What you will do:
Quote the entries word for word. Omit the pictures.

————

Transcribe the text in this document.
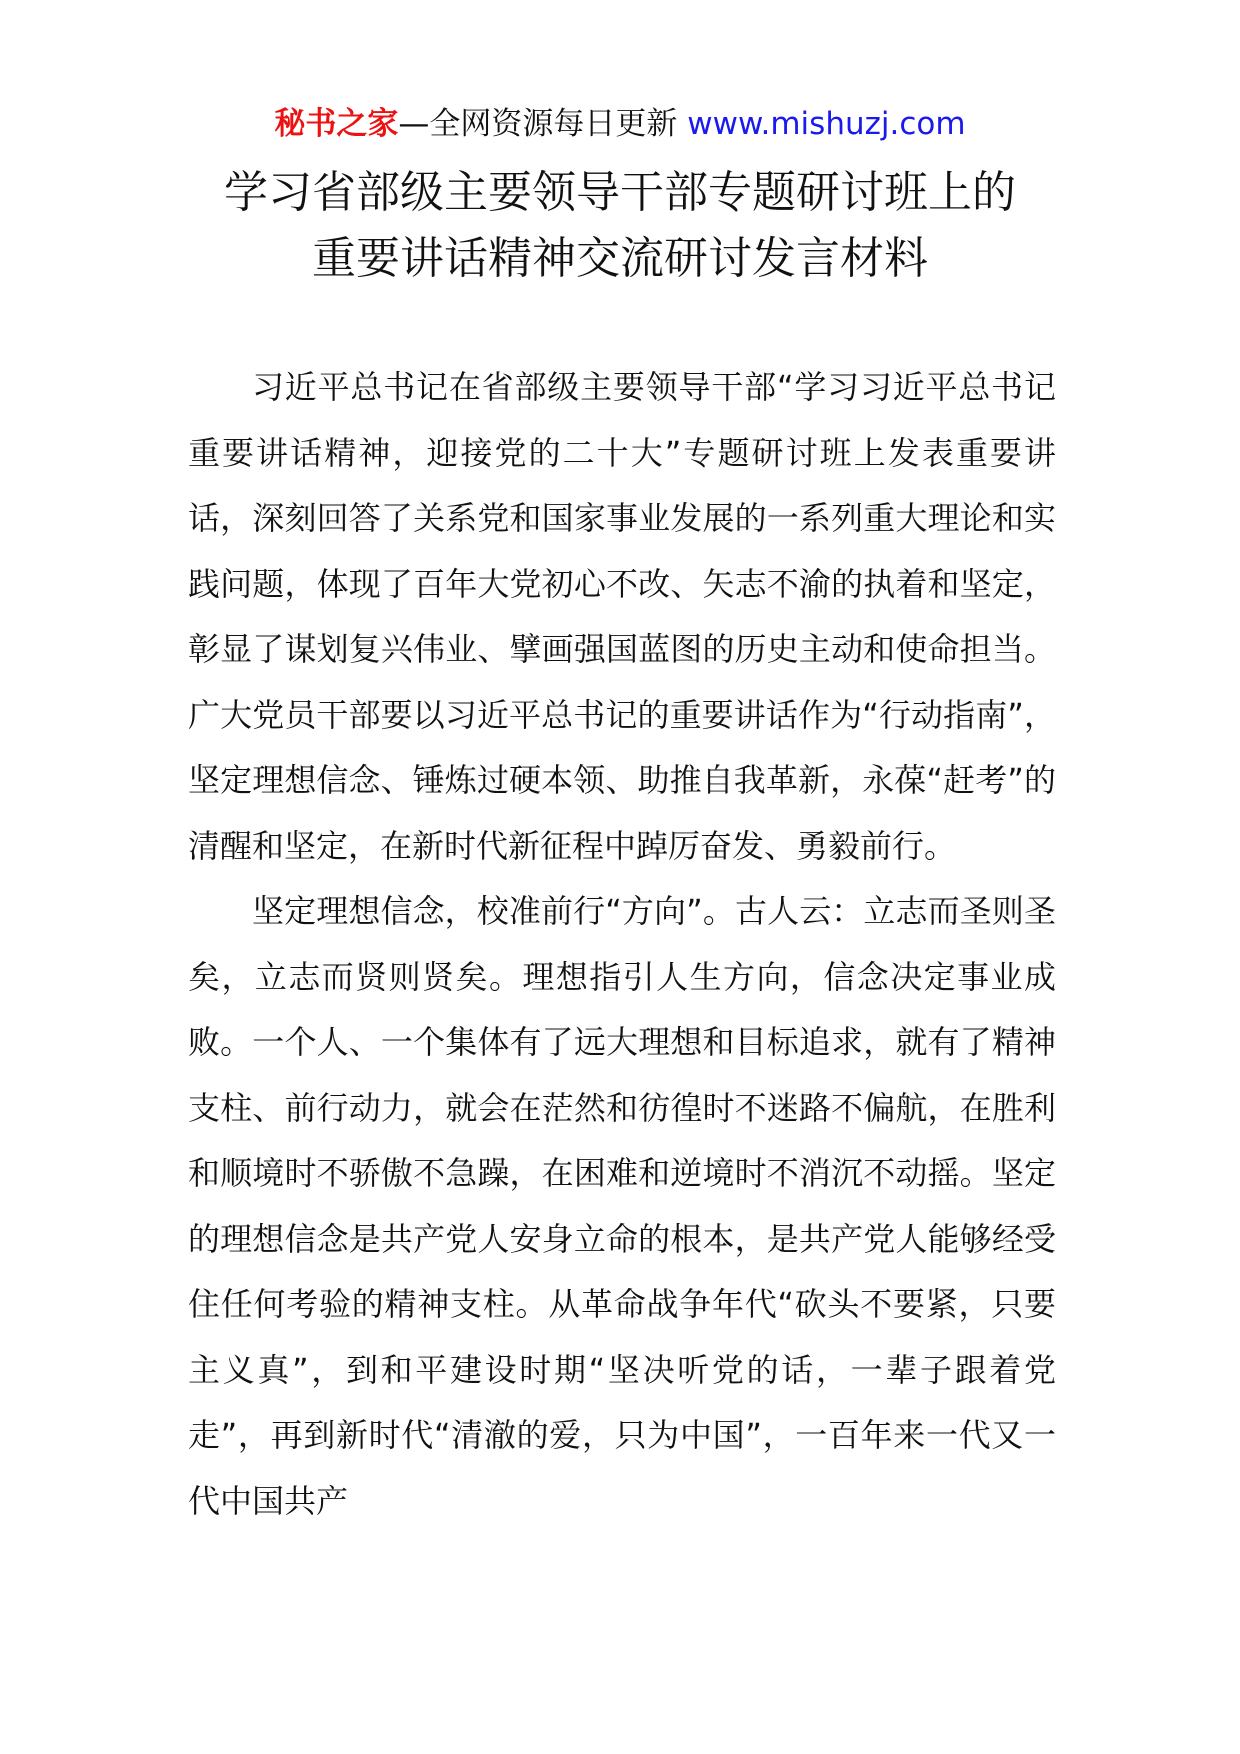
秘书之家—全网资源每日更新 www.mishuzj.com
学习省部级主要领导干部专题研讨班上的
重要讲话精神交流研讨发言材料

习近平总书记在省部级主要领导干部“学习习近平总书记重要讲话精神，迎接党的二十大”专题研讨班上发表重要讲话，深刻回答了关系党和国家事业发展的一系列重大理论和实践问题，体现了百年大党初心不改、矢志不渝的执着和坚定，彰显了谋划复兴伟业、擘画强国蓝图的历史主动和使命担当。广大党员干部要以习近平总书记的重要讲话作为“行动指南”，坚定理想信念、锤炼过硬本领、助推自我革新，永葆“赶考”的清醒和坚定，在新时代新征程中踔厉奋发、勇毅前行。

坚定理想信念，校准前行“方向”。古人云：立志而圣则圣矣，立志而贤则贤矣。理想指引人生方向，信念决定事业成败。一个人、一个集体有了远大理想和目标追求，就有了精神支柱、前行动力，就会在茫然和彷徨时不迷路不偏航，在胜利和顺境时不骄傲不急躁，在困难和逆境时不消沉不动摇。坚定的理想信念是共产党人安身立命的根本，是共产党人能够经受住任何考验的精神支柱。从革命战争年代“砍头不要紧，只要主义真”，到和平建设时期“坚决听党的话，一辈子跟着党走”，再到新时代“清澈的爱，只为中国”，一百年来一代又一代中国共产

————

Response to this exercise:
Transcribe the text in this document.
秘书之家—全网资源每日更新 www.mishuzj.com
学习省部级主要领导干部专题研讨班上的
重要讲话精神交流研讨发言材料

习近平总书记在省部级主要领导干部“学习习近平总书记重要讲话精神，迎接党的二十大”专题研讨班上发表重要讲话，深刻回答了关系党和国家事业发展的一系列重大理论和实践问题，体现了百年大党初心不改、矢志不渝的执着和坚定，彰显了谋划复兴伟业、擘画强国蓝图的历史主动和使命担当。广大党员干部要以习近平总书记的重要讲话作为“行动指南”，坚定理想信念、锤炼过硬本领、助推自我革新，永葆“赶考”的清醒和坚定，在新时代新征程中踔厉奋发、勇毅前行。

坚定理想信念，校准前行“方向”。古人云：立志而圣则圣矣，立志而贤则贤矣。理想指引人生方向，信念决定事业成败。一个人、一个集体有了远大理想和目标追求，就有了精神支柱、前行动力，就会在茫然和彷徨时不迷路不偏航，在胜利和顺境时不骄傲不急躁，在困难和逆境时不消沉不动摇。坚定的理想信念是共产党人安身立命的根本，是共产党人能够经受住任何考验的精神支柱。从革命战争年代“砍头不要紧，只要主义真”，到和平建设时期“坚决听党的话，一辈子跟着党走”，再到新时代“清澈的爱，只为中国”，一百年来一代又一代中国共产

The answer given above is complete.